**STATED EXERCISE**: Count every line in the entries that contains "data". Report that count alone.

**MATERIAL SUPPLIED**:
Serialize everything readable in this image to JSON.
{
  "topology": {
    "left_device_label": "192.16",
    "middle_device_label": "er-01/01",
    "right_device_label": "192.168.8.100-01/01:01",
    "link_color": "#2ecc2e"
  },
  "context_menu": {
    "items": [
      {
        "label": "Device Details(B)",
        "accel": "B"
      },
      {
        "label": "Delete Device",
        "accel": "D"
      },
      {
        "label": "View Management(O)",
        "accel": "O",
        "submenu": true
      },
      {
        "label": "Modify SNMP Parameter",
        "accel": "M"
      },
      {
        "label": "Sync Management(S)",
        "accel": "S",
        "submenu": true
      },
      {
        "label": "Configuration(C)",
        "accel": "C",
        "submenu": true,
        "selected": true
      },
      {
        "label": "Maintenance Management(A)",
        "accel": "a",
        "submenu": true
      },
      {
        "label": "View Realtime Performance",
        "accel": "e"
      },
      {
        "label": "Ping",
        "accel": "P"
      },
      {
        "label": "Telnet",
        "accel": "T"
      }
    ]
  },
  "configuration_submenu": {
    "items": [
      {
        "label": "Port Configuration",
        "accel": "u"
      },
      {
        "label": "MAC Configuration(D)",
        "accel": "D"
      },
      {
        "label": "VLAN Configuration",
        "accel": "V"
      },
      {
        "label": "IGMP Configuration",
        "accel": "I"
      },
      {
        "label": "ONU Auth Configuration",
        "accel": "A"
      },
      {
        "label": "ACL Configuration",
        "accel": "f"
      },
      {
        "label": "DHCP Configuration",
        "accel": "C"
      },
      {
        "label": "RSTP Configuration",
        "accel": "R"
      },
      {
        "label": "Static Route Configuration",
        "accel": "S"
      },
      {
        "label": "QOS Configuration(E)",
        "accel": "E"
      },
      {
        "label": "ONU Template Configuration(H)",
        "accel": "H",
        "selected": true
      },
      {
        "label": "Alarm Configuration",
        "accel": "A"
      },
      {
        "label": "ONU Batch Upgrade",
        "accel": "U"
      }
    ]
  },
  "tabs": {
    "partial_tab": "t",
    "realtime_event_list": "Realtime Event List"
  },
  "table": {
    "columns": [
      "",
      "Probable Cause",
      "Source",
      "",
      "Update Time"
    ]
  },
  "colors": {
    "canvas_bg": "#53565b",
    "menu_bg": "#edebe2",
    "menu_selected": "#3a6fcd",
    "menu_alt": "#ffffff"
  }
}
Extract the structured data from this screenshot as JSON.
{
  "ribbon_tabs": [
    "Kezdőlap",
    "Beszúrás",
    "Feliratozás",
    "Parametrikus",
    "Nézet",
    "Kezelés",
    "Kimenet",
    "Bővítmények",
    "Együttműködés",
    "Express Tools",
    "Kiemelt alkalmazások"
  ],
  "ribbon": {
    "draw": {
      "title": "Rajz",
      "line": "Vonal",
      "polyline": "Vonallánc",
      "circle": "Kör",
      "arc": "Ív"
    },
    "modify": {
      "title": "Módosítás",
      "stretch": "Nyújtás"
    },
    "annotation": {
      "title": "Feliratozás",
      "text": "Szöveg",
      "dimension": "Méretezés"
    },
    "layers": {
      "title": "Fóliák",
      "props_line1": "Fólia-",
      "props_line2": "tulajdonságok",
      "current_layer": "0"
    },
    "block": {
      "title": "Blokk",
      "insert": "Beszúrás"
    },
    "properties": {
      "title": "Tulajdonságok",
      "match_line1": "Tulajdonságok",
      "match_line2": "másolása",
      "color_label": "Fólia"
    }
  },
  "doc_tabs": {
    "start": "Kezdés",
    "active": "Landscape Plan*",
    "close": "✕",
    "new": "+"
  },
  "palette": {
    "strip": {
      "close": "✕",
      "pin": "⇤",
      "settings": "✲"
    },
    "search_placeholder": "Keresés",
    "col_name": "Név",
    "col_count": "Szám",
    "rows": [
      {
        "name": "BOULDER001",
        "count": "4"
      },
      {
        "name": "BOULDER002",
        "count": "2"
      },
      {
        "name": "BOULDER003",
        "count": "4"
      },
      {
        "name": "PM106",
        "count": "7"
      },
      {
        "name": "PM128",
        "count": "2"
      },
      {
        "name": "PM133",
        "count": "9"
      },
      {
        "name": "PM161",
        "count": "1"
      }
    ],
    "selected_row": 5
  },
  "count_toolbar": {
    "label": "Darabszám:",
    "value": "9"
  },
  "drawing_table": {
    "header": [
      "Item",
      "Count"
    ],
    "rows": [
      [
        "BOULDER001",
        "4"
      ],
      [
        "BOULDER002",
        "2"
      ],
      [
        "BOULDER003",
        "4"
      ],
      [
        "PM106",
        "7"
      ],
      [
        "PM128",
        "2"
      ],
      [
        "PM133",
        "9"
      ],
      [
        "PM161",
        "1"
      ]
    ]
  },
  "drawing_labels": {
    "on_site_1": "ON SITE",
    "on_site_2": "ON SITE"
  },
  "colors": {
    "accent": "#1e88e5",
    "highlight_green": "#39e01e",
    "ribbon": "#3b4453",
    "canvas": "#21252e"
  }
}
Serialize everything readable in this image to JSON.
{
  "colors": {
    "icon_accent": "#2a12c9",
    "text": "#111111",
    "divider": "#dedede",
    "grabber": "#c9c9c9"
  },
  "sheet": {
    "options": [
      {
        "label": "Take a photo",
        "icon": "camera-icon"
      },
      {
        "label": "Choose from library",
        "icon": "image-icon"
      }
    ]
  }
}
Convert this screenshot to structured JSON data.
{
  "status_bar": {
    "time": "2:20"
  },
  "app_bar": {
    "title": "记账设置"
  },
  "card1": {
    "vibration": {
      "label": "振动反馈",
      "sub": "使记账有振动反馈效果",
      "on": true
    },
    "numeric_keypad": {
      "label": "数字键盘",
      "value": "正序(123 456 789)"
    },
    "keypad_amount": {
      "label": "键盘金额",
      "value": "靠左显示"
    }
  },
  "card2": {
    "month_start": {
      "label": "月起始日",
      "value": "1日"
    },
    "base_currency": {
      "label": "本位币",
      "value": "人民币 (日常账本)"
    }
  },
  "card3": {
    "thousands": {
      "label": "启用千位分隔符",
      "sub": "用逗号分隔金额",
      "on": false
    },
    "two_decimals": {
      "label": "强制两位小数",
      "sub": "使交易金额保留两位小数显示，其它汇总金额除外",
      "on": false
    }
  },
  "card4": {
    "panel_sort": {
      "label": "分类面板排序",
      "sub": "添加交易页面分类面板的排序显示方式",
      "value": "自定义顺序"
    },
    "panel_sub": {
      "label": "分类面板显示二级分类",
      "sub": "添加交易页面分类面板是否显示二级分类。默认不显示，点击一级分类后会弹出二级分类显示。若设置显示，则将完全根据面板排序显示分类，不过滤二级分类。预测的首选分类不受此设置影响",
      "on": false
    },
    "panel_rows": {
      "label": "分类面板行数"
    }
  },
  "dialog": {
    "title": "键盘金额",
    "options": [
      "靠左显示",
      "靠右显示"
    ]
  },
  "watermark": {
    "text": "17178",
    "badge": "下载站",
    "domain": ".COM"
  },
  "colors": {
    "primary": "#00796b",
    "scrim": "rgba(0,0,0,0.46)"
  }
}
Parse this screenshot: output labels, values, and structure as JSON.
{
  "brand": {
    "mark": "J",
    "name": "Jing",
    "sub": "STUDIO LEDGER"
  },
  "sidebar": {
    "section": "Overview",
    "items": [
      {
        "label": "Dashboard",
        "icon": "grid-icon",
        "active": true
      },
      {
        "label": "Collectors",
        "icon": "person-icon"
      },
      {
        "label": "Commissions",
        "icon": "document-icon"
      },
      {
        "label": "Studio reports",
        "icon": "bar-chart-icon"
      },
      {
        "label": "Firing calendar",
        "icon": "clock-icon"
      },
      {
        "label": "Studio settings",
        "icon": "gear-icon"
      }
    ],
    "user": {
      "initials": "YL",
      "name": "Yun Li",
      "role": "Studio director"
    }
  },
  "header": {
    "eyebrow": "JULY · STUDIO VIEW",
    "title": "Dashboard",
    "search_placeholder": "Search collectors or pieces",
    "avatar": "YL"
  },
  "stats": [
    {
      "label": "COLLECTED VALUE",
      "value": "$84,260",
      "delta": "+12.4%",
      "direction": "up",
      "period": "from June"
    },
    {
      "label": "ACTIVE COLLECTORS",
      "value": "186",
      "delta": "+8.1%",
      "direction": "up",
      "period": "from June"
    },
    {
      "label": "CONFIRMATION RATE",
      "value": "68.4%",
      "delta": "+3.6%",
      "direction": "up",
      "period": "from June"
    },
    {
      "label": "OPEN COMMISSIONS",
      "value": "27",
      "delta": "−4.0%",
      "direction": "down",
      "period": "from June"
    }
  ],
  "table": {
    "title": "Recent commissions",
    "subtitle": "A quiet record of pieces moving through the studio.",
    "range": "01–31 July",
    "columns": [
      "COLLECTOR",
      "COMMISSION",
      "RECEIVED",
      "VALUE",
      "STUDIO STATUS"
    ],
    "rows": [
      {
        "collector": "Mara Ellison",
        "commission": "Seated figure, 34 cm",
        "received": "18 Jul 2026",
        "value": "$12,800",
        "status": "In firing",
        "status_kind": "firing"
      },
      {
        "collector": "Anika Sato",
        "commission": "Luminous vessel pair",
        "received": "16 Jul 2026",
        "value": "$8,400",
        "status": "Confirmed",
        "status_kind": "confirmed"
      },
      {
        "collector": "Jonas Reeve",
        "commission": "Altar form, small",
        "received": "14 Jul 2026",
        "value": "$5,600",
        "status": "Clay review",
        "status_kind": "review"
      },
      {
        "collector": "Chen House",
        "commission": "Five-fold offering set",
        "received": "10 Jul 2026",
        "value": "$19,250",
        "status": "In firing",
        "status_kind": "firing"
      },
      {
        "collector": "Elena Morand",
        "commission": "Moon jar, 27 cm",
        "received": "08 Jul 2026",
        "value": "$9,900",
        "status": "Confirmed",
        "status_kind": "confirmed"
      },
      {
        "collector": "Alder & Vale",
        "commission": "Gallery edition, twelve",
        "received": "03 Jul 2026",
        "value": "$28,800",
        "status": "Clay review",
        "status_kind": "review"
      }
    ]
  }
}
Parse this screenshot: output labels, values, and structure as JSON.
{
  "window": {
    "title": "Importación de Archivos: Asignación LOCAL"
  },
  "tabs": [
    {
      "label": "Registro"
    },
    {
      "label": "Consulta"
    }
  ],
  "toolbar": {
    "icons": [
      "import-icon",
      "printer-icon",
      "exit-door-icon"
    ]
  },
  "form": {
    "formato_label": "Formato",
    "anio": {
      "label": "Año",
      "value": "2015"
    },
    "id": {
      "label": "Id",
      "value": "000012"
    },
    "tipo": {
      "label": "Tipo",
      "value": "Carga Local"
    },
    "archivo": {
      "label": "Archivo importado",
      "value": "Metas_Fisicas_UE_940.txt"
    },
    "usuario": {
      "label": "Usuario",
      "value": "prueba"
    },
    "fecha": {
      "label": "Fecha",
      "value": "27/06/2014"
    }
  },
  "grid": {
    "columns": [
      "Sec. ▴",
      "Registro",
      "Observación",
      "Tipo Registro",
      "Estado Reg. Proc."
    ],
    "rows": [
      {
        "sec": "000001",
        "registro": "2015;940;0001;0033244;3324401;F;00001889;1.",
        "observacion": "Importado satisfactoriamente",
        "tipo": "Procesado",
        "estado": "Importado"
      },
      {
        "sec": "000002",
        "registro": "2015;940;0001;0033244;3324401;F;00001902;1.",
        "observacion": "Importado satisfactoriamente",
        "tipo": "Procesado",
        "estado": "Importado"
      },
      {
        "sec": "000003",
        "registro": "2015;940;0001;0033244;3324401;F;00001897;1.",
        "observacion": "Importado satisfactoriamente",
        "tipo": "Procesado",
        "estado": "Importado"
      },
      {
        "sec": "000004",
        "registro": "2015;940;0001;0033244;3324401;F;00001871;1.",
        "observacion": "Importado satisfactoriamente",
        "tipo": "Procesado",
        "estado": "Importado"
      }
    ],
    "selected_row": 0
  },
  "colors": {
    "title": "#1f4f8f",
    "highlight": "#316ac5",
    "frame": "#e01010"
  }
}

**RESULT OF THE EXERCISE**: 2